[Data excerpts]
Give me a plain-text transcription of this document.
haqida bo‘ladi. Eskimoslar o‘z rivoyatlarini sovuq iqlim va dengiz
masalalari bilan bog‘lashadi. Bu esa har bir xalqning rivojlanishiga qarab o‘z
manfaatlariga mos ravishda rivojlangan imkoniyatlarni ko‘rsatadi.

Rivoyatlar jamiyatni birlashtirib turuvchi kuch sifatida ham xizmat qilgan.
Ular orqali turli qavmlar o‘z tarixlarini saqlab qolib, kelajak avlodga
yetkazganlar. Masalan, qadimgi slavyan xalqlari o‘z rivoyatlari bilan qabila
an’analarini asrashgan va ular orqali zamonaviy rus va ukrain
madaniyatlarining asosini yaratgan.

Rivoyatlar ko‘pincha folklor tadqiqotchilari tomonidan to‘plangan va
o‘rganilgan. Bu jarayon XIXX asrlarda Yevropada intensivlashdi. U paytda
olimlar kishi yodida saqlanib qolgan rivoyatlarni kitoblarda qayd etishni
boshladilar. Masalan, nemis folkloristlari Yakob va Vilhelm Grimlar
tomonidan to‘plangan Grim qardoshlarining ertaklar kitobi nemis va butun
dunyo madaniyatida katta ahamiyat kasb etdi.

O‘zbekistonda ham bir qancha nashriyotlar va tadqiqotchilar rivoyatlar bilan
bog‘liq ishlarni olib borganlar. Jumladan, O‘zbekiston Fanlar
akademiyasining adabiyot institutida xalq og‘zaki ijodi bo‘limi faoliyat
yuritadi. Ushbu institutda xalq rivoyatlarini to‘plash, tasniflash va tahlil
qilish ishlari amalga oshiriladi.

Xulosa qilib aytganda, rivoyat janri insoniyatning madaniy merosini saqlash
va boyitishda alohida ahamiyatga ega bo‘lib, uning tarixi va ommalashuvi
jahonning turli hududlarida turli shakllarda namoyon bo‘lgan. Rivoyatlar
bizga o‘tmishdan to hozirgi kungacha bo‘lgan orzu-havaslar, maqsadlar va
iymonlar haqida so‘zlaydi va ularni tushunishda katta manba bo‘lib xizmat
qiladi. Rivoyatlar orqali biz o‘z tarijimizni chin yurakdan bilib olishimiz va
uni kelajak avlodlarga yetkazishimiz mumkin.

[Written instruction]
Reproduce the listing in full. Keep it exactly as written.

[Solution to the problem]
Give me a plain-text transcription of this document.
haqida bo‘ladi. Eskimoslar o‘z rivoyatlarini sovuq iqlim va dengiz
masalalari bilan bog‘lashadi. Bu esa har bir xalqning rivojlanishiga qarab o‘z
manfaatlariga mos ravishda rivojlangan imkoniyatlarni ko‘rsatadi.

Rivoyatlar jamiyatni birlashtirib turuvchi kuch sifatida ham xizmat qilgan.
Ular orqali turli qavmlar o‘z tarixlarini saqlab qolib, kelajak avlodga
yetkazganlar. Masalan, qadimgi slavyan xalqlari o‘z rivoyatlari bilan qabila
an’analarini asrashgan va ular orqali zamonaviy rus va ukrain
madaniyatlarining asosini yaratgan.

Rivoyatlar ko‘pincha folklor tadqiqotchilari tomonidan to‘plangan va
o‘rganilgan. Bu jarayon XIXX asrlarda Yevropada intensivlashdi. U paytda
olimlar kishi yodida saqlanib qolgan rivoyatlarni kitoblarda qayd etishni
boshladilar. Masalan, nemis folkloristlari Yakob va Vilhelm Grimlar
tomonidan to‘plangan Grim qardoshlarining ertaklar kitobi nemis va butun
dunyo madaniyatida katta ahamiyat kasb etdi.

O‘zbekistonda ham bir qancha nashriyotlar va tadqiqotchilar rivoyatlar bilan
bog‘liq ishlarni olib borganlar. Jumladan, O‘zbekiston Fanlar
akademiyasining adabiyot institutida xalq og‘zaki ijodi bo‘limi faoliyat
yuritadi. Ushbu institutda xalq rivoyatlarini to‘plash, tasniflash va tahlil
qilish ishlari amalga oshiriladi.

Xulosa qilib aytganda, rivoyat janri insoniyatning madaniy merosini saqlash
va boyitishda alohida ahamiyatga ega bo‘lib, uning tarixi va ommalashuvi
jahonning turli hududlarida turli shakllarda namoyon bo‘lgan. Rivoyatlar
bizga o‘tmishdan to hozirgi kungacha bo‘lgan orzu-havaslar, maqsadlar va
iymonlar haqida so‘zlaydi va ularni tushunishda katta manba bo‘lib xizmat
qiladi. Rivoyatlar orqali biz o‘z tarijimizni chin yurakdan bilib olishimiz va
uni kelajak avlodlarga yetkazishimiz mumkin.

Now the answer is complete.